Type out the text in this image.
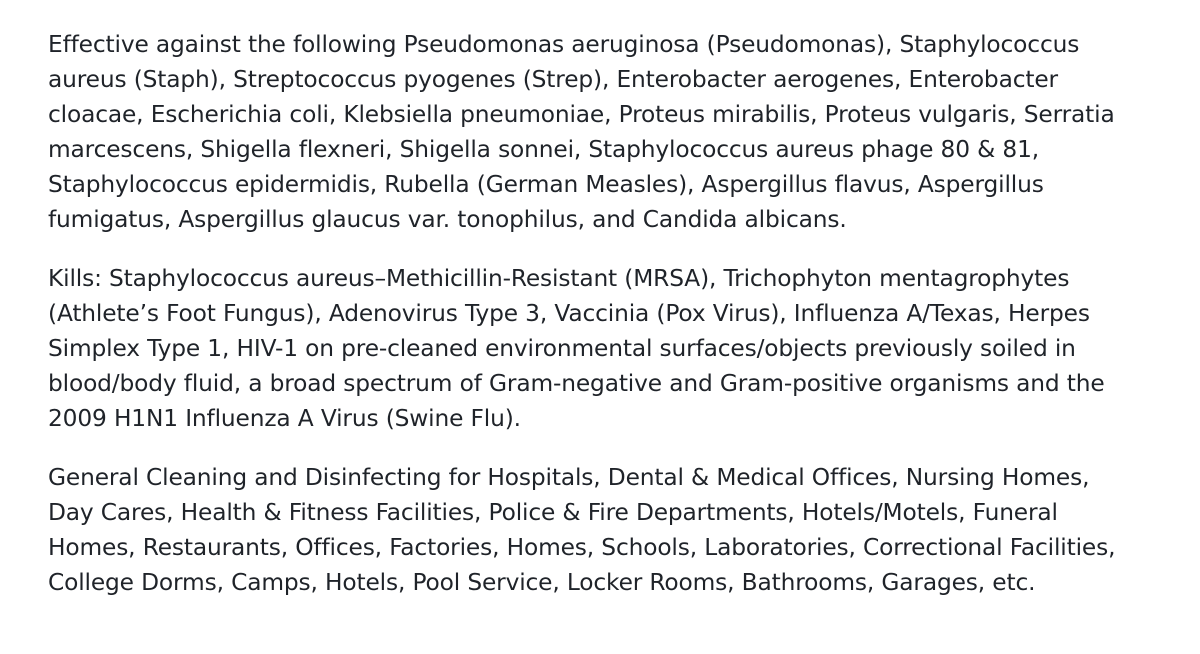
Effective against the following Pseudomonas aeruginosa (Pseudomonas), Staphylococcus aureus (Staph), Streptococcus pyogenes (Strep), Enterobacter aerogenes, Enterobacter cloacae, Escherichia coli, Klebsiella pneumoniae, Proteus mirabilis, Proteus vulgaris, Serratia marcescens, Shigella flexneri, Shigella sonnei, Staphylococcus aureus phage 80 & 81, Staphylococcus epidermidis, Rubella (German Measles), Aspergillus flavus, Aspergillus fumigatus, Aspergillus glaucus var. tonophilus, and Candida albicans.

Kills: Staphylococcus aureus–Methicillin-Resistant (MRSA), Trichophyton mentagrophytes (Athlete’s Foot Fungus), Adenovirus Type 3, Vaccinia (Pox Virus), Influenza A/Texas, Herpes Simplex Type 1, HIV-1 on pre-cleaned environmental surfaces/objects previously soiled in blood/body fluid, a broad spectrum of Gram-negative and Gram-positive organisms and the 2009 H1N1 Influenza A Virus (Swine Flu).

General Cleaning and Disinfecting for Hospitals, Dental & Medical Offices, Nursing Homes, Day Cares, Health & Fitness Facilities, Police & Fire Departments, Hotels/Motels, Funeral Homes, Restaurants, Offices, Factories, Homes, Schools, Laboratories, Correctional Facilities, College Dorms, Camps, Hotels, Pool Service, Locker Rooms, Bathrooms, Garages, etc.
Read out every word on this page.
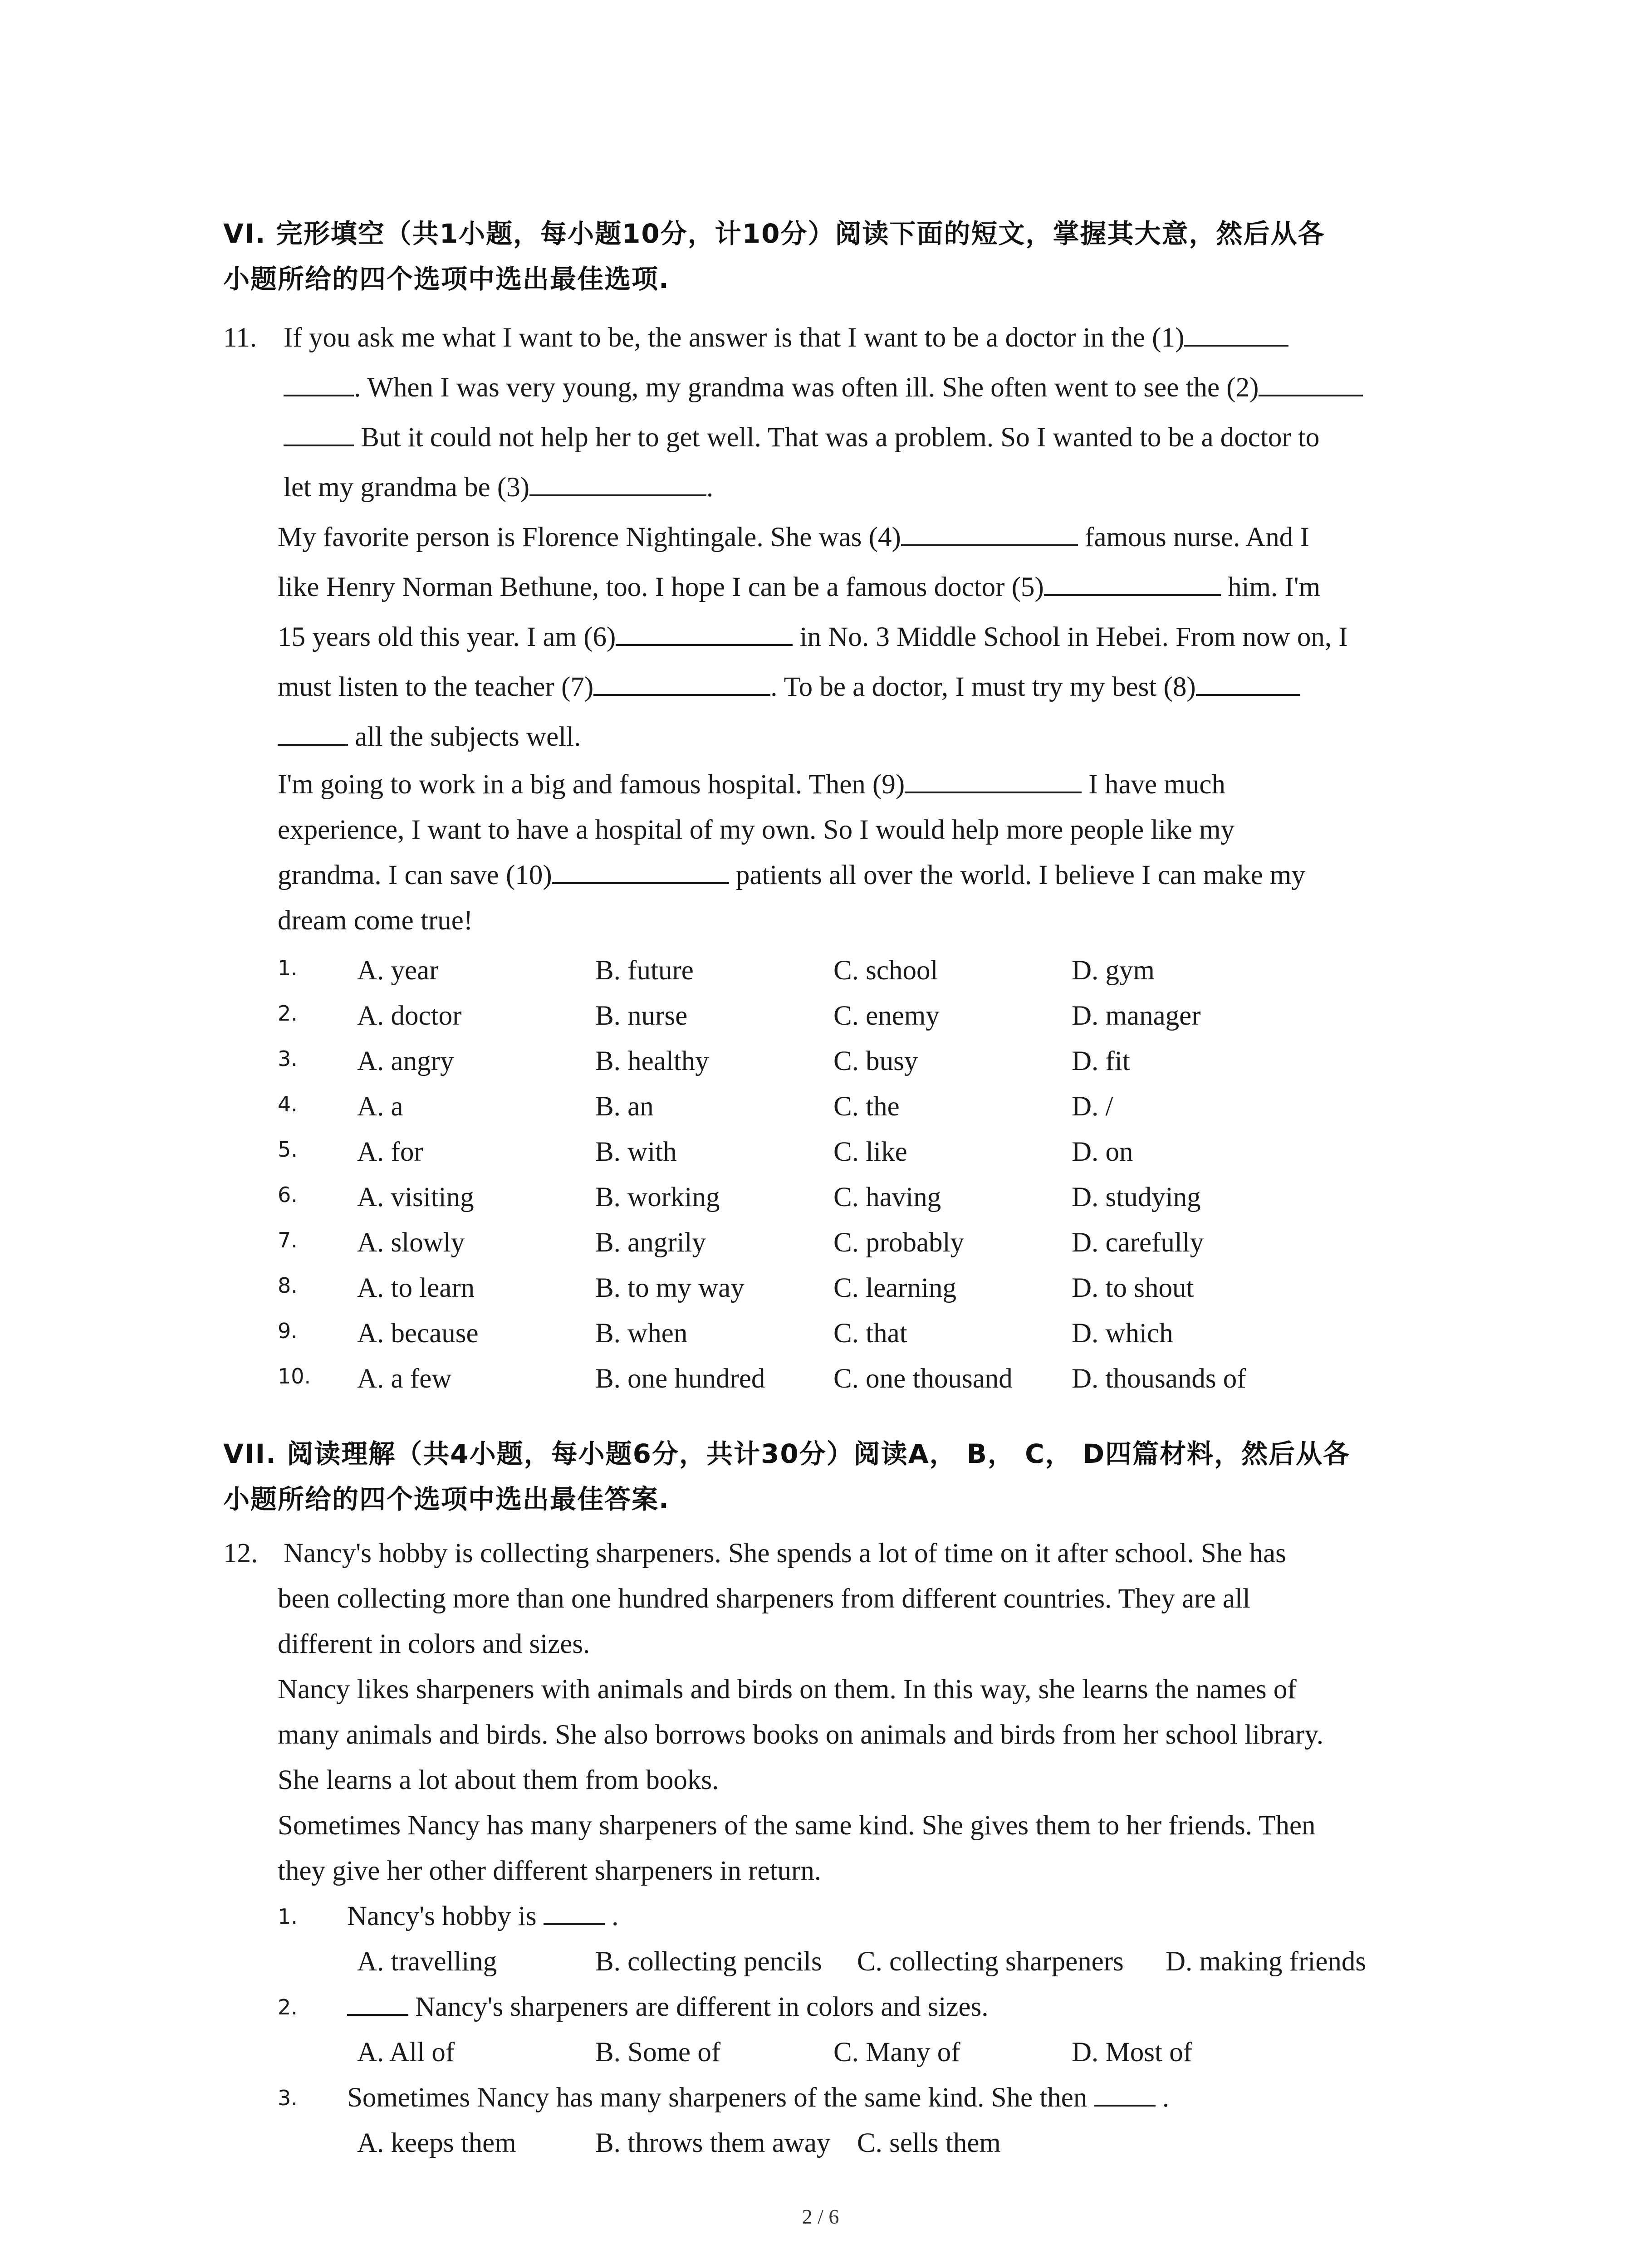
VI. 完形填空（共1小题，每小题10分，计10分）阅读下面的短文，掌握其大意，然后从各
小题所给的四个选项中选出最佳选项.
11. If you ask me what I want to be, the answer is that I want to be a doctor in the (1)
. When I was very young, my grandma was often ill. She often went to see the (2)
But it could not help her to get well. That was a problem. So I wanted to be a doctor to
let my grandma be (3)	.
My favorite person is Florence Nightingale. She was (4)	famous nurse. And I
like Henry Norman Bethune, too. I hope I can be a famous doctor (5)	him. I'm
15 years old this year. I am (6)	in No. 3 Middle School in Hebei. From now on, I
must listen to the teacher (7)	. To be a doctor, I must try my best (8)
all the subjects well.
I'm going to work in a big and famous hospital. Then (9)	I have much
experience, I want to have a hospital of my own. So I would help more people like my
grandma. I can save (10)	patients all over the world. I believe I can make my
dream come true!
1. A. year	B. future	C. school	D. gym
2. A. doctor	B. nurse	C. enemy	D. manager
3. A. angry	B. healthy	C. busy	D. fit
4. A. a	B. an	C. the	D. /
5. A. for	B. with	C. like	D. on
6. A. visiting	B. working	C. having	D. studying
7. A. slowly	B. angrily	C. probably	D. carefully
8. A. to learn	B. to my way	C. learning	D. to shout
9. A. because	B. when	C. that	D. which
10. A. a few	B. one hundred C. one thousand D. thousands of
VII. 阅读理解（共4小题，每小题6分，共计30分）阅读A， B， C， D四篇材料，然后从各
小题所给的四个选项中选出最佳答案.
12. Nancy's hobby is collecting sharpeners. She spends a lot of time on it after school. She has
been collecting more than one hundred sharpeners from different countries. They are all
different in colors and sizes.
Nancy likes sharpeners with animals and birds on them. In this way, she learns the names of
many animals and birds. She also borrows books on animals and birds from her school library.
She learns a lot about them from books.
Sometimes Nancy has many sharpeners of the same kind. She gives them to her friends. Then
they give her other different sharpeners in return.
1. Nancy's hobby is  .
A. travelling	B. collecting pencils C. collecting sharpeners D. making friends
2.	Nancy's sharpeners are different in colors and sizes.
A. All of	B. Some of	C. Many of	D. Most of
3. Sometimes Nancy has many sharpeners of the same kind. She then  .
A. keeps them	B. throws them away C. sells them
2 / 6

★ ★ ★ ★ ★

Set down the whole listing word for word, omitting the pictures.

Type out the text in this image.
Effective against the following Pseudomonas aeruginosa (Pseudomonas), Staphylococcus aureus (Staph), Streptococcus pyogenes (Strep), Enterobacter aerogenes, Enterobacter cloacae, Escherichia coli, Klebsiella pneumoniae, Proteus mirabilis, Proteus vulgaris, Serratia marcescens, Shigella flexneri, Shigella sonnei, Staphylococcus aureus phage 80 & 81, Staphylococcus epidermidis, Rubella (German Measles), Aspergillus flavus, Aspergillus fumigatus, Aspergillus glaucus var. tonophilus, and Candida albicans.

Kills: Staphylococcus aureus–Methicillin-Resistant (MRSA), Trichophyton mentagrophytes (Athlete’s Foot Fungus), Adenovirus Type 3, Vaccinia (Pox Virus), Influenza A/Texas, Herpes Simplex Type 1, HIV-1 on pre-cleaned environmental surfaces/objects previously soiled in blood/body fluid, a broad spectrum of Gram-negative and Gram-positive organisms and the 2009 H1N1 Influenza A Virus (Swine Flu).

General Cleaning and Disinfecting for Hospitals, Dental & Medical Offices, Nursing Homes, Day Cares, Health & Fitness Facilities, Police & Fire Departments, Hotels/Motels, Funeral Homes, Restaurants, Offices, Factories, Homes, Schools, Laboratories, Correctional Facilities, College Dorms, Camps, Hotels, Pool Service, Locker Rooms, Bathrooms, Garages, etc.
Read out every word on this page.
VI. 完形填空（共1小题，每小题10分，计10分）阅读下面的短文，掌握其大意，然后从各
小题所给的四个选项中选出最佳选项.
11. If you ask me what I want to be, the answer is that I want to be a doctor in the (1)
. When I was very young, my grandma was often ill. She often went to see the (2)
But it could not help her to get well. That was a problem. So I wanted to be a doctor to
let my grandma be (3)	.
My favorite person is Florence Nightingale. She was (4)	famous nurse. And I
like Henry Norman Bethune, too. I hope I can be a famous doctor (5)	him. I'm
15 years old this year. I am (6)	in No. 3 Middle School in Hebei. From now on, I
must listen to the teacher (7)	. To be a doctor, I must try my best (8)
all the subjects well.
I'm going to work in a big and famous hospital. Then (9)	I have much
experience, I want to have a hospital of my own. So I would help more people like my
grandma. I can save (10)	patients all over the world. I believe I can make my
dream come true!
1. A. year	B. future	C. school	D. gym
2. A. doctor	B. nurse	C. enemy	D. manager
3. A. angry	B. healthy	C. busy	D. fit
4. A. a	B. an	C. the	D. /
5. A. for	B. with	C. like	D. on
6. A. visiting	B. working	C. having	D. studying
7. A. slowly	B. angrily	C. probably	D. carefully
8. A. to learn	B. to my way	C. learning	D. to shout
9. A. because	B. when	C. that	D. which
10. A. a few	B. one hundred C. one thousand D. thousands of
VII. 阅读理解（共4小题，每小题6分，共计30分）阅读A， B， C， D四篇材料，然后从各
小题所给的四个选项中选出最佳答案.
12. Nancy's hobby is collecting sharpeners. She spends a lot of time on it after school. She has
been collecting more than one hundred sharpeners from different countries. They are all
different in colors and sizes.
Nancy likes sharpeners with animals and birds on them. In this way, she learns the names of
many animals and birds. She also borrows books on animals and birds from her school library.
She learns a lot about them from books.
Sometimes Nancy has many sharpeners of the same kind. She gives them to her friends. Then
they give her other different sharpeners in return.
1. Nancy's hobby is  .
A. travelling	B. collecting pencils C. collecting sharpeners D. making friends
2.	Nancy's sharpeners are different in colors and sizes.
A. All of	B. Some of	C. Many of	D. Most of
3. Sometimes Nancy has many sharpeners of the same kind. She then  .
A. keeps them	B. throws them away C. sells them
2 / 6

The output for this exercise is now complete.